-- Start of Data listing --
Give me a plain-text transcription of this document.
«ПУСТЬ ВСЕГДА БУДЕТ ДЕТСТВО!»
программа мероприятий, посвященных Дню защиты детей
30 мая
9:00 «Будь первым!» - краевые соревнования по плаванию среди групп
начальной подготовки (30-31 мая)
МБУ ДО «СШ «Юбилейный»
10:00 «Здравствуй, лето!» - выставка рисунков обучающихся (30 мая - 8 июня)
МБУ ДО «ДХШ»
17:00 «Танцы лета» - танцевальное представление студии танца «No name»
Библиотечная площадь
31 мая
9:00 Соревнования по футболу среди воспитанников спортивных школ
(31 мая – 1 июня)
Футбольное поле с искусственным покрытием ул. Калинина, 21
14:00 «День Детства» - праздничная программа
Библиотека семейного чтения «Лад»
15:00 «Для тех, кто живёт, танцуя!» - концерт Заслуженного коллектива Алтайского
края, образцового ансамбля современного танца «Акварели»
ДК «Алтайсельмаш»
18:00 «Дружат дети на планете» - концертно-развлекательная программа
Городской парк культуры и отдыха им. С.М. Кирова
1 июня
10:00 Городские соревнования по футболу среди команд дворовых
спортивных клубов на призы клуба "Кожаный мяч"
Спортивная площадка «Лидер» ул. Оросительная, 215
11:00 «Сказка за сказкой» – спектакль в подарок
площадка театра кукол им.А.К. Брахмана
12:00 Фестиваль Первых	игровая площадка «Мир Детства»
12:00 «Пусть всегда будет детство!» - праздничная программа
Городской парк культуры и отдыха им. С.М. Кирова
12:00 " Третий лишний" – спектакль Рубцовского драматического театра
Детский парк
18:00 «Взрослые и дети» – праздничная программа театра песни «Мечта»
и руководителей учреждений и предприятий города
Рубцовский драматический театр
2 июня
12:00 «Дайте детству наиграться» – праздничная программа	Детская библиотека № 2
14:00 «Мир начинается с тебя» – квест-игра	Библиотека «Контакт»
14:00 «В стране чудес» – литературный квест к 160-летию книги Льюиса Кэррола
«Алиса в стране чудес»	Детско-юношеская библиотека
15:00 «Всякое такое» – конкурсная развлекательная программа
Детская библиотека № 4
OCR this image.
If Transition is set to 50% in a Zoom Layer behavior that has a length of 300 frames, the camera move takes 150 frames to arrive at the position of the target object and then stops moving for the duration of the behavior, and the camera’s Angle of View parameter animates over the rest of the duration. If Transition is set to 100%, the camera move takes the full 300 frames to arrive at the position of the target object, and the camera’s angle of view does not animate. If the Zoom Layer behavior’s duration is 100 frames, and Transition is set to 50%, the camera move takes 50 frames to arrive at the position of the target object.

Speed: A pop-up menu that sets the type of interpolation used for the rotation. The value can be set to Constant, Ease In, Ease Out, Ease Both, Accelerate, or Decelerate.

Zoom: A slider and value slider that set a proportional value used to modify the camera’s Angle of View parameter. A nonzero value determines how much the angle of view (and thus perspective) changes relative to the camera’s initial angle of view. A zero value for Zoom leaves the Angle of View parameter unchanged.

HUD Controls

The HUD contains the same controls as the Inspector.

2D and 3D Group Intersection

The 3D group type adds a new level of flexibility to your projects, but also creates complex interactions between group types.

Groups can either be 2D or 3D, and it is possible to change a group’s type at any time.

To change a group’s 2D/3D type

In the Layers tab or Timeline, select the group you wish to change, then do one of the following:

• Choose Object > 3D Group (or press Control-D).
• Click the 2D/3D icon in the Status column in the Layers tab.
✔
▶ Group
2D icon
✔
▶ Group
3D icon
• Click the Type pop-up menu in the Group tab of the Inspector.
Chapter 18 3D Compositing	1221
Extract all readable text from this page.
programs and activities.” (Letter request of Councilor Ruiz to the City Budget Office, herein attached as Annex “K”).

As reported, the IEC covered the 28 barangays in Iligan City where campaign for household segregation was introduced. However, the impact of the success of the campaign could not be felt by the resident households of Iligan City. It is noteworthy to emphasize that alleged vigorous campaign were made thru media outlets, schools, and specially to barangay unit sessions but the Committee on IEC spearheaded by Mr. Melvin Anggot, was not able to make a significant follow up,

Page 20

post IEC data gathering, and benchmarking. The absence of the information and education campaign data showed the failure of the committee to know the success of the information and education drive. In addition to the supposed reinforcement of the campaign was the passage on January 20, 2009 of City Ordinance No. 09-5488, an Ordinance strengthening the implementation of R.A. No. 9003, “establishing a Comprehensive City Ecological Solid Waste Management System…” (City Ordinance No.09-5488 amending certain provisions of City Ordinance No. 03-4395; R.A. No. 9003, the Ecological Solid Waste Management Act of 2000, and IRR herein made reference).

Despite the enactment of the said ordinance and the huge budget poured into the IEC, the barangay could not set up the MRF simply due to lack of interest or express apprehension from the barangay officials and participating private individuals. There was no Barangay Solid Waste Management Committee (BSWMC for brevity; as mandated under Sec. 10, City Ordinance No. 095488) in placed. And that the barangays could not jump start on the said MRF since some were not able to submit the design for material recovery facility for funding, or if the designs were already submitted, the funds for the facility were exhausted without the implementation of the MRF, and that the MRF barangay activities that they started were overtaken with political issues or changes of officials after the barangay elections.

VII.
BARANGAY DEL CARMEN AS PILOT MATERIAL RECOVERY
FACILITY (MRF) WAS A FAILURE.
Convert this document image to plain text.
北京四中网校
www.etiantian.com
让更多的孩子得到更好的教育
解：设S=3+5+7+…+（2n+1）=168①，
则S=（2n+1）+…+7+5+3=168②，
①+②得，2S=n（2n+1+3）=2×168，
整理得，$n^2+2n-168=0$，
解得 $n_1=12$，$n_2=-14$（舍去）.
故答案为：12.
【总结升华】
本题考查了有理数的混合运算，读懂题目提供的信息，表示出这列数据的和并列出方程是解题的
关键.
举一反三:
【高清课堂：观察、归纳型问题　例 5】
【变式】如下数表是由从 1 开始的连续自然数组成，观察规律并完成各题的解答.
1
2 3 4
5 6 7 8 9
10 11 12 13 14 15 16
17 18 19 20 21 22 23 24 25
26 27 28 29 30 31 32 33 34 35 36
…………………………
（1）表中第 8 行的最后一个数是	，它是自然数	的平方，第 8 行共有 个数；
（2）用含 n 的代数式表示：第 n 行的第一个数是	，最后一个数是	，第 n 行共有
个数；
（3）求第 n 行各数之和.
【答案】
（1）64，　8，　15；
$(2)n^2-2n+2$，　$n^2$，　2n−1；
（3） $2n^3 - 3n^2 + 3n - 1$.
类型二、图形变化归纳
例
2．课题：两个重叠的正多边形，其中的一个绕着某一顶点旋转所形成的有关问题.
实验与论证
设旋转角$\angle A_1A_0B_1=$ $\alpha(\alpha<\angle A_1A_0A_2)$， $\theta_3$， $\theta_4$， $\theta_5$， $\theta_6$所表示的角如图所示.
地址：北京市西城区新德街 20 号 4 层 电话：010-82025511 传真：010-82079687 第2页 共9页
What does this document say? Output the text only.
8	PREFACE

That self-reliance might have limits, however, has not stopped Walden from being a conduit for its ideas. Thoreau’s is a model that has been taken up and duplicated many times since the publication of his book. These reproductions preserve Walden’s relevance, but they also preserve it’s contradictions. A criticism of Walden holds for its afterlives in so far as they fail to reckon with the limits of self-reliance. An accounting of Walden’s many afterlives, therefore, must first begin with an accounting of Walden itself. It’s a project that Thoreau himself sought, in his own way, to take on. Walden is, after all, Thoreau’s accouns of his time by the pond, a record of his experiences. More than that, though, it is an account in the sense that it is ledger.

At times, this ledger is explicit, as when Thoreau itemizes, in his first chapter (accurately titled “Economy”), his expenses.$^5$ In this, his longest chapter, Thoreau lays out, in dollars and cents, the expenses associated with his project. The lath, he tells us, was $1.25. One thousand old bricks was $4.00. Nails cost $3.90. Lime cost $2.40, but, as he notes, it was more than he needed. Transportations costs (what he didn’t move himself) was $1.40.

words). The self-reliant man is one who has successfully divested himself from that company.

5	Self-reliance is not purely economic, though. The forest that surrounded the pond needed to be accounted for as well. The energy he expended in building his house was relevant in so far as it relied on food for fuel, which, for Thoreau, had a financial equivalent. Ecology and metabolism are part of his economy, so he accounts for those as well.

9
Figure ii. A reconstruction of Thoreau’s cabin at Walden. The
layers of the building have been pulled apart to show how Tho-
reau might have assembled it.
-- End of Data listing --
## Task requirements
Take every line that includes the string "value" and copy it.

## The result
Speed: A pop-up menu that sets the type of interpolation used for the rotation. The value can be set to Constant, Ease In, Ease Out, Ease Both, Accelerate, or Decelerate.
Zoom: A slider and value slider that set a proportional value used to modify the camera’s Angle of View parameter. A nonzero value determines how much the angle of view (and thus perspective) changes relative to the camera’s initial angle of view. A zero value for Zoom leaves the Angle of View parameter unchanged.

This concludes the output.